[Stored items from a collection]

======

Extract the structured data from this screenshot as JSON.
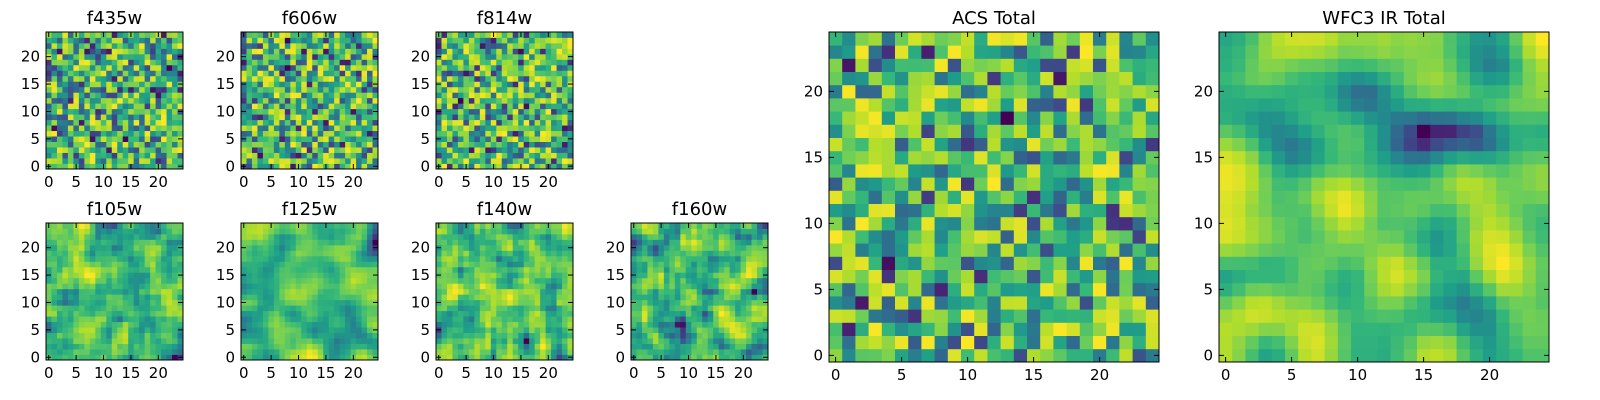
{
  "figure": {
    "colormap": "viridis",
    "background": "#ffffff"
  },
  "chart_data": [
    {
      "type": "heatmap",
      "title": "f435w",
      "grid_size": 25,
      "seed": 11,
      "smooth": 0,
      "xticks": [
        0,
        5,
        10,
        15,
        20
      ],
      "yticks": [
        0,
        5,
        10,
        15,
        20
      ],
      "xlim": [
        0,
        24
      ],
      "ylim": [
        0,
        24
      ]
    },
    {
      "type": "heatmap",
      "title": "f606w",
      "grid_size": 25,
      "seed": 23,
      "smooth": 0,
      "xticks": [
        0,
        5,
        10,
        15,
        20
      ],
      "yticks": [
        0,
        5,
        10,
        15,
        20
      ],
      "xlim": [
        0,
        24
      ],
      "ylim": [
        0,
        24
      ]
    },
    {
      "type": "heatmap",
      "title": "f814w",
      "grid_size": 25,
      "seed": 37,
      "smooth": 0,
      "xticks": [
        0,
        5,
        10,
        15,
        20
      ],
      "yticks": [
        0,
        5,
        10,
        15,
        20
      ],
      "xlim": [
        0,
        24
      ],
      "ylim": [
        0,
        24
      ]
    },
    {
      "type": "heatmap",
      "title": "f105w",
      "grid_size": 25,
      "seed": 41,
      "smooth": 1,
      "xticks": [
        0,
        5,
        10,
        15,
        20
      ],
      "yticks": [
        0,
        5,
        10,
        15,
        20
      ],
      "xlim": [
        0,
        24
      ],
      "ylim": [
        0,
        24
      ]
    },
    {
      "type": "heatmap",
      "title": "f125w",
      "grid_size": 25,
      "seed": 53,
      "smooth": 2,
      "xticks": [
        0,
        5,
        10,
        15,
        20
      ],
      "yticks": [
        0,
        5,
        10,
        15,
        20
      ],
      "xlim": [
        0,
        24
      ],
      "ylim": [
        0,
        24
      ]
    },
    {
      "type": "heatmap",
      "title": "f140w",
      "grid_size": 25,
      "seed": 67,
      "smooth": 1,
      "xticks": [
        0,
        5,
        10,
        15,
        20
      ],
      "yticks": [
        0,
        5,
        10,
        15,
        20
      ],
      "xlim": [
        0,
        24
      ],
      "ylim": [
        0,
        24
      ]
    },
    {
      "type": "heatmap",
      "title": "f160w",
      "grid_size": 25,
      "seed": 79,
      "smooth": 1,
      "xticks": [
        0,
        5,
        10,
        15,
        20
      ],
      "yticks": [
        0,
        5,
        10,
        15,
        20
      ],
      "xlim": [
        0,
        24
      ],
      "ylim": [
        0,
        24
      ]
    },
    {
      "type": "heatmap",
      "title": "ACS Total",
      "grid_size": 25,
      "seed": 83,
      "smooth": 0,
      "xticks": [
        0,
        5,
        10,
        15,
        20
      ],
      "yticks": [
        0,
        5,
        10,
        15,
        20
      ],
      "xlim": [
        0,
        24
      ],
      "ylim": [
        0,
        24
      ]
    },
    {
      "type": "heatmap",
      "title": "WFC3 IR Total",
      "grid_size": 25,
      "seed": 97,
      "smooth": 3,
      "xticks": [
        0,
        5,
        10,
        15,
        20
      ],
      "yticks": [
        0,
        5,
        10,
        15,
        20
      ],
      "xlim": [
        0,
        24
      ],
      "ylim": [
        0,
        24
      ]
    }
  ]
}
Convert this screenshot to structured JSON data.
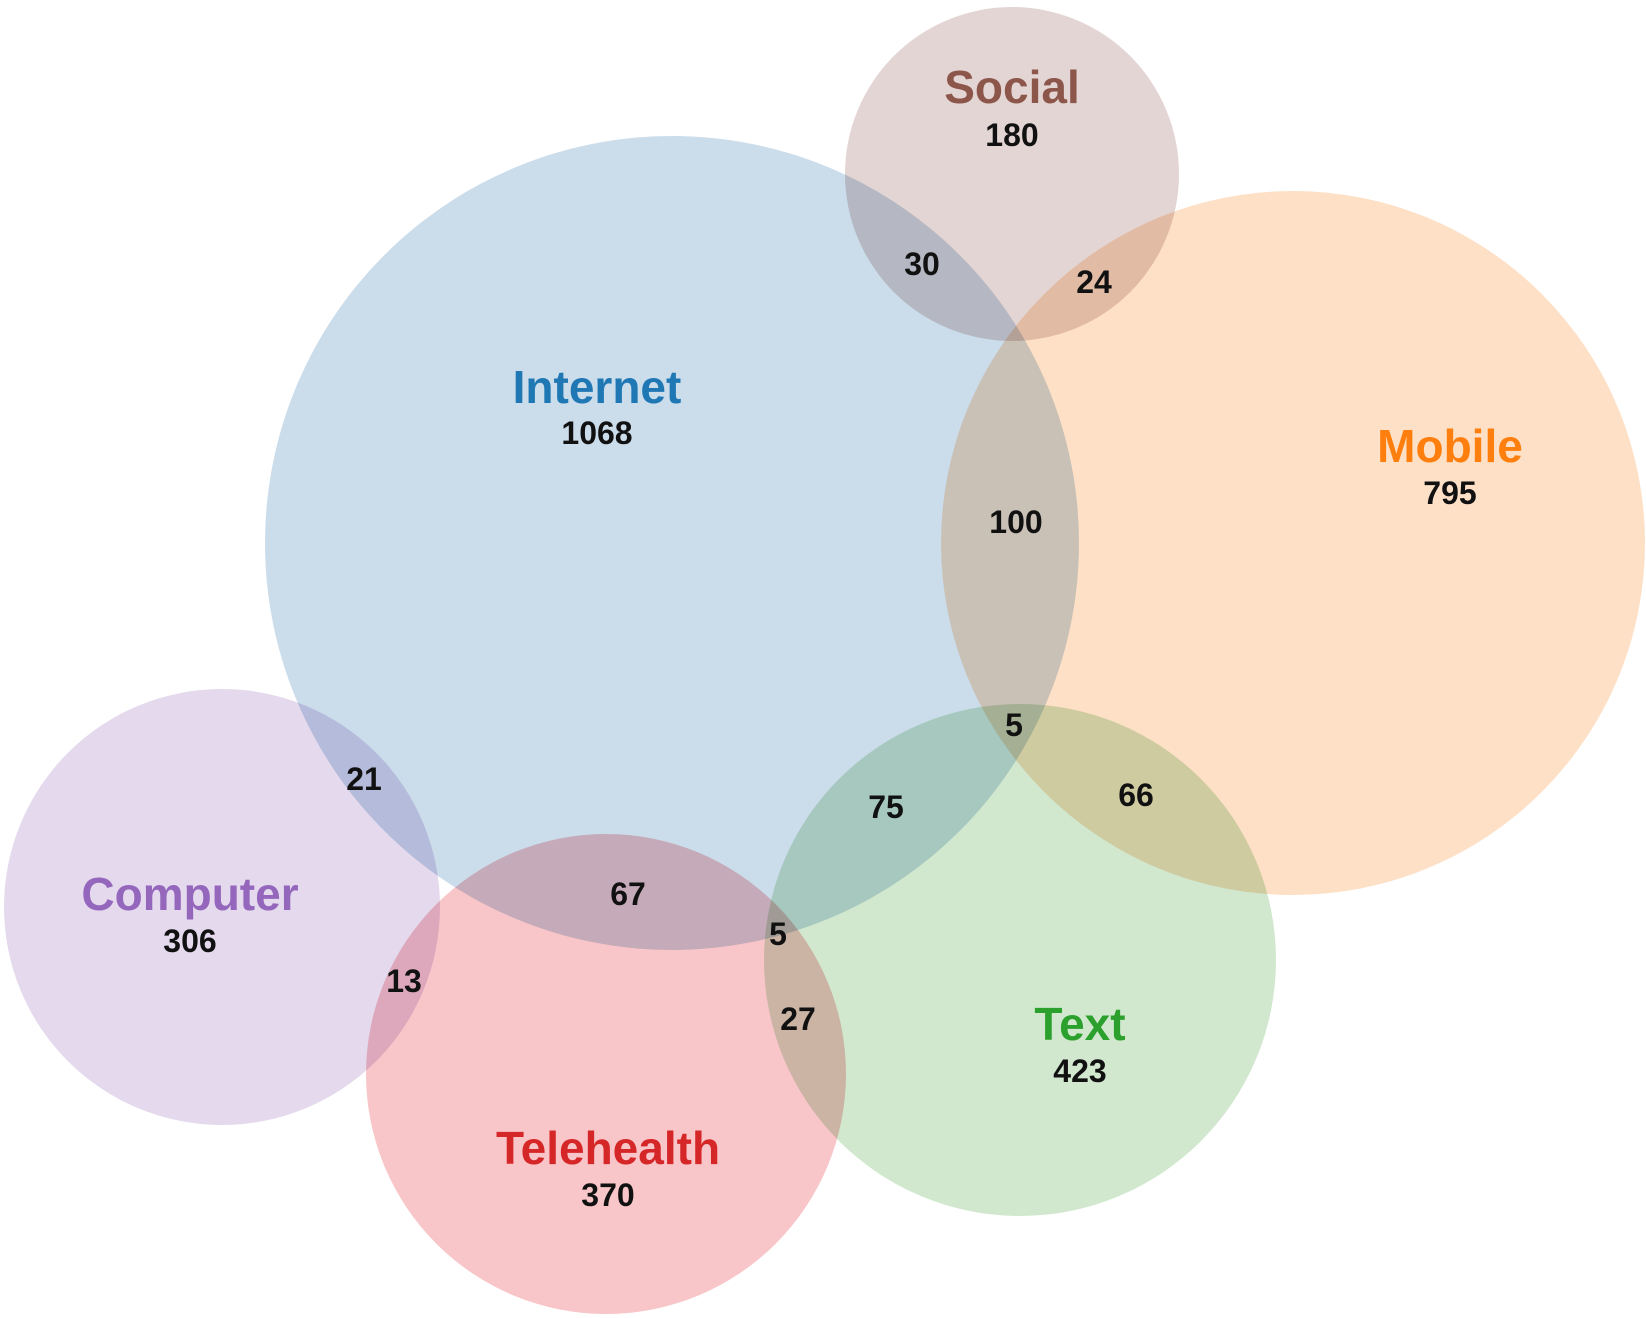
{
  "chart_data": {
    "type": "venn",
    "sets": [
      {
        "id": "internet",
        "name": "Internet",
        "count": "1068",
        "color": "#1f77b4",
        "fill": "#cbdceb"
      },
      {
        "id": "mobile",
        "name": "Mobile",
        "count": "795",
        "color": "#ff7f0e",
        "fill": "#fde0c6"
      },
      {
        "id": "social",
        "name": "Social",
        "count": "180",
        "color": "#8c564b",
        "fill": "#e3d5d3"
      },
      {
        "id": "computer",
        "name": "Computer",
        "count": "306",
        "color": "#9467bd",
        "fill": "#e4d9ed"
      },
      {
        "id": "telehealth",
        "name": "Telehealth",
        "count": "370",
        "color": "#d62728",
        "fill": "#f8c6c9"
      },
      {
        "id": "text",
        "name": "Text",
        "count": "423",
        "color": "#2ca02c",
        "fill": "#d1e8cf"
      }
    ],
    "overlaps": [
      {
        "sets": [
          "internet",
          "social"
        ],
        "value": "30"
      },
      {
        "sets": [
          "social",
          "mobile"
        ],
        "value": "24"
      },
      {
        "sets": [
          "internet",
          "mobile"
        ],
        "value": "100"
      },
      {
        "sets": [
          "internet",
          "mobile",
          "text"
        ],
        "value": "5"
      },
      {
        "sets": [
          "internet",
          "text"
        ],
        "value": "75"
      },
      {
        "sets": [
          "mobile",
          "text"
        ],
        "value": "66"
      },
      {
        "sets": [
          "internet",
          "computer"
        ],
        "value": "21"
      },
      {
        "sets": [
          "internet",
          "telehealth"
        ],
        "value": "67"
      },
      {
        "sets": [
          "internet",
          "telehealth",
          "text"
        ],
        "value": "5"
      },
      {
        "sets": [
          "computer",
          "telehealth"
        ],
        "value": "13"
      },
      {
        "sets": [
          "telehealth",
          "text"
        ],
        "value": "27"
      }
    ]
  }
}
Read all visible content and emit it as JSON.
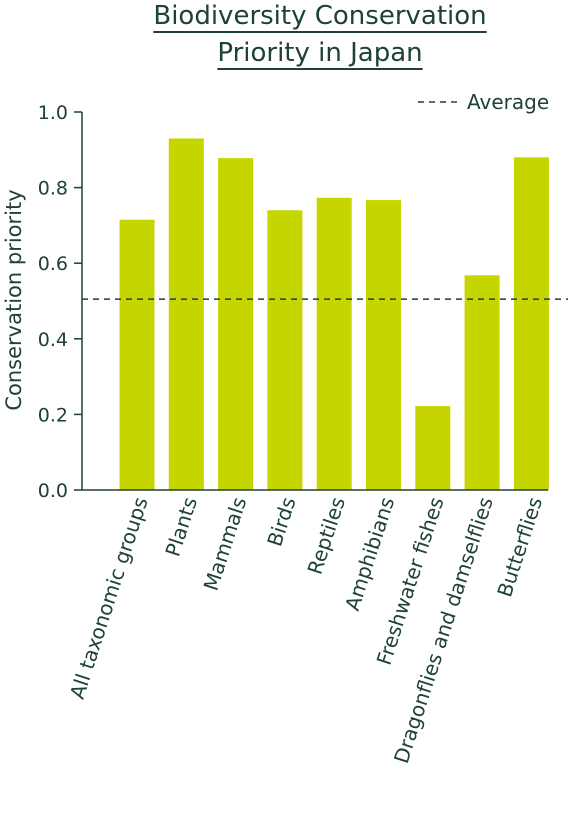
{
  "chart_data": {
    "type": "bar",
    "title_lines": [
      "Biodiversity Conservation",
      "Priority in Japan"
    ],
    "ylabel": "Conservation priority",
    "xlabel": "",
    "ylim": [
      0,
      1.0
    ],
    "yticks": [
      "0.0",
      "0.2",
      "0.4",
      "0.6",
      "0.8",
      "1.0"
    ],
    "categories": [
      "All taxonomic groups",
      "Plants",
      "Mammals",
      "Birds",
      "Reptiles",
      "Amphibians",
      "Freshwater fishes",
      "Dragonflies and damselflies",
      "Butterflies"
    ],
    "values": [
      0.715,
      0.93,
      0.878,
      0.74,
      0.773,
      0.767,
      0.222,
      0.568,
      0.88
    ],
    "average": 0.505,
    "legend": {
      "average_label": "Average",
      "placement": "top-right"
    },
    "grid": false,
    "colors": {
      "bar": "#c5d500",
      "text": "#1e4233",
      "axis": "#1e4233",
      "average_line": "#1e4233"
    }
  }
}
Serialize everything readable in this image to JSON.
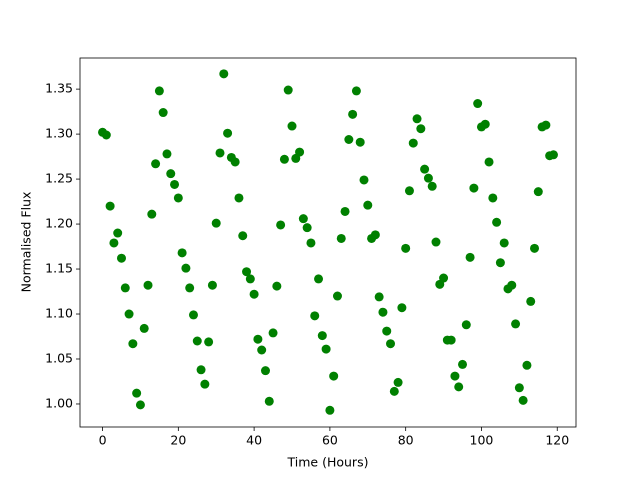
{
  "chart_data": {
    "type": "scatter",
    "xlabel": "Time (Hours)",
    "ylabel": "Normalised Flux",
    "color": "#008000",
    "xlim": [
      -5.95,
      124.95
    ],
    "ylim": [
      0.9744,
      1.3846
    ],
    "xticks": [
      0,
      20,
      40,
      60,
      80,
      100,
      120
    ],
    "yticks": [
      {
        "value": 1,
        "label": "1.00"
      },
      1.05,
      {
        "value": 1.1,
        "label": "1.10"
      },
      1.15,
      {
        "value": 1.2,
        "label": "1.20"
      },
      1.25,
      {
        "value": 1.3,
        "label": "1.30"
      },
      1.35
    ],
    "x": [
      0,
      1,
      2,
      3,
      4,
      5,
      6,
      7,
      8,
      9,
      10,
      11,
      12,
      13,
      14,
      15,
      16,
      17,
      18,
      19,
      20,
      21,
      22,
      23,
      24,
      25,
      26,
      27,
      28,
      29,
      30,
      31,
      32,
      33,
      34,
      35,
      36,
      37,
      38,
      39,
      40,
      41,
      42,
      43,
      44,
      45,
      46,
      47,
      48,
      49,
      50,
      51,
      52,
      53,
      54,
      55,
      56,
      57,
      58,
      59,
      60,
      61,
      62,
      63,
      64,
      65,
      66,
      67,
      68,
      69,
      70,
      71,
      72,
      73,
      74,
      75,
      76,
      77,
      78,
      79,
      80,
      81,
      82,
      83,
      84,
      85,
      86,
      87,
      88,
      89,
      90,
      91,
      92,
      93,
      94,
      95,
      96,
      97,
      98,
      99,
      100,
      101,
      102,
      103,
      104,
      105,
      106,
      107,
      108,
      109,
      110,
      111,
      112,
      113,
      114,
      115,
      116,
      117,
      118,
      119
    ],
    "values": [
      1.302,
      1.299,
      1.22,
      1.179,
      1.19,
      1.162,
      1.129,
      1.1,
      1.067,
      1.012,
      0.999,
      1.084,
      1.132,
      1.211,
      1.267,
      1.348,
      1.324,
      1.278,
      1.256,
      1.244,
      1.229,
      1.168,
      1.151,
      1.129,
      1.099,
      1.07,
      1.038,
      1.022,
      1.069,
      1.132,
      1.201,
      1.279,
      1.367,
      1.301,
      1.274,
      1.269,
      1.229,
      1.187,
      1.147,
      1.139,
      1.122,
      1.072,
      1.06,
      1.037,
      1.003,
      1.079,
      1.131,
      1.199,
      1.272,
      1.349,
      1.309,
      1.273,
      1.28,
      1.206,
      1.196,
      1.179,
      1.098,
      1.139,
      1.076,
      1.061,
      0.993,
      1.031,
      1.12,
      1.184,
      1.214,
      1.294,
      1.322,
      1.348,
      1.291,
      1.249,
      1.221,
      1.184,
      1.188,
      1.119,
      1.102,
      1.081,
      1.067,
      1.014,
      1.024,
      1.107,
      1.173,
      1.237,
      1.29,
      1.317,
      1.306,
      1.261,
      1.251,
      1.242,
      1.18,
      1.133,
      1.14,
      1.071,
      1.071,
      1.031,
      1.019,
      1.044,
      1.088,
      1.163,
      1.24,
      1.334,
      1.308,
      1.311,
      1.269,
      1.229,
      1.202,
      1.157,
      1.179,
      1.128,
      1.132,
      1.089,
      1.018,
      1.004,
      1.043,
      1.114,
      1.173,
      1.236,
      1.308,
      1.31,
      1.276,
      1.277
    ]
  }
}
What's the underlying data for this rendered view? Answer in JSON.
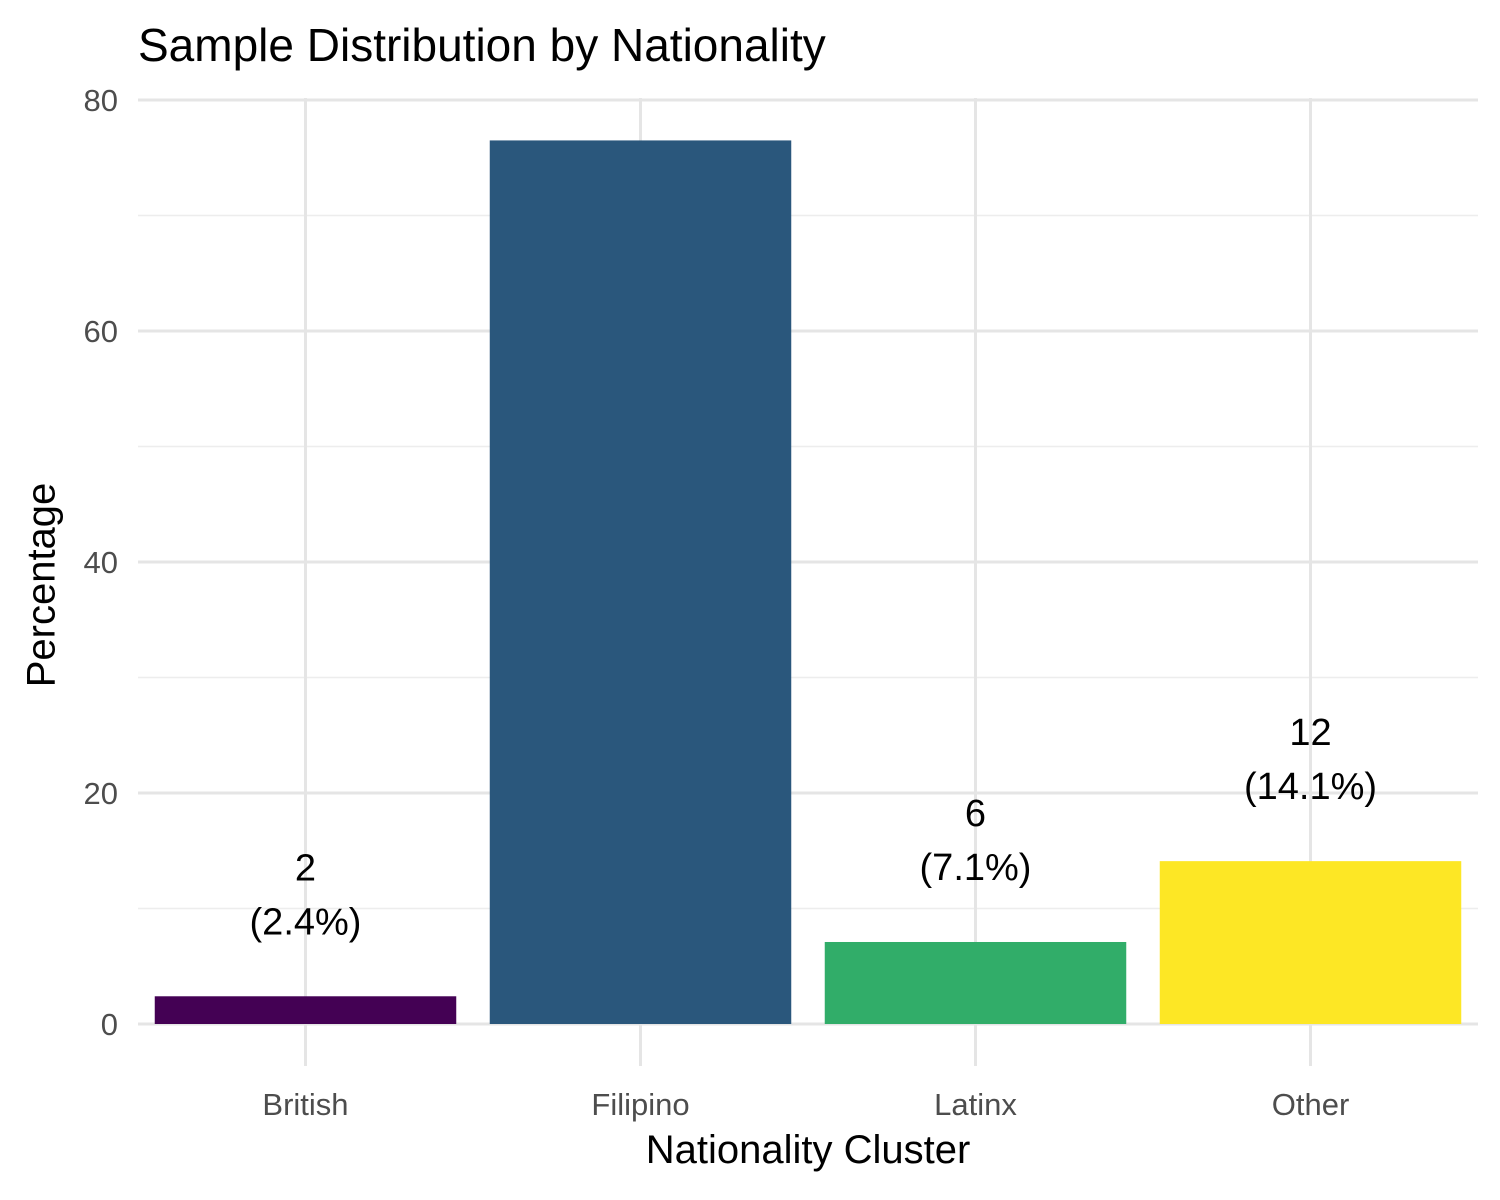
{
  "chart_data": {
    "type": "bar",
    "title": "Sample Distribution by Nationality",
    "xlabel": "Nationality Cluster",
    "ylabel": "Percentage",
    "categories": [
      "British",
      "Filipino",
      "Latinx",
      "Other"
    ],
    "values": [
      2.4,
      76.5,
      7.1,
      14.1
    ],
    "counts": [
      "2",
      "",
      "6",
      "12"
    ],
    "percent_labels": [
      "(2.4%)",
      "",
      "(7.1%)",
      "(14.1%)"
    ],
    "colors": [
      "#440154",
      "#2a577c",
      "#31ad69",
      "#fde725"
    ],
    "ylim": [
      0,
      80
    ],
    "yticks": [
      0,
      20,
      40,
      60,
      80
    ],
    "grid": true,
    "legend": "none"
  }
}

======

_Task instructions:_ All lines from the one containing "What's the underlying" through the end of the entries, both ends included, should be written out exactly, with no pictures.

_Response for this exercise:_
What's the underlying data for this rendered view? Answer in JSON.
{
  "chart_data": {
    "type": "bar",
    "title": "Sample Distribution by Nationality",
    "xlabel": "Nationality Cluster",
    "ylabel": "Percentage",
    "categories": [
      "British",
      "Filipino",
      "Latinx",
      "Other"
    ],
    "values": [
      2.4,
      76.5,
      7.1,
      14.1
    ],
    "counts": [
      "2",
      "",
      "6",
      "12"
    ],
    "percent_labels": [
      "(2.4%)",
      "",
      "(7.1%)",
      "(14.1%)"
    ],
    "colors": [
      "#440154",
      "#2a577c",
      "#31ad69",
      "#fde725"
    ],
    "ylim": [
      0,
      80
    ],
    "yticks": [
      0,
      20,
      40,
      60,
      80
    ],
    "grid": true,
    "legend": "none"
  }
}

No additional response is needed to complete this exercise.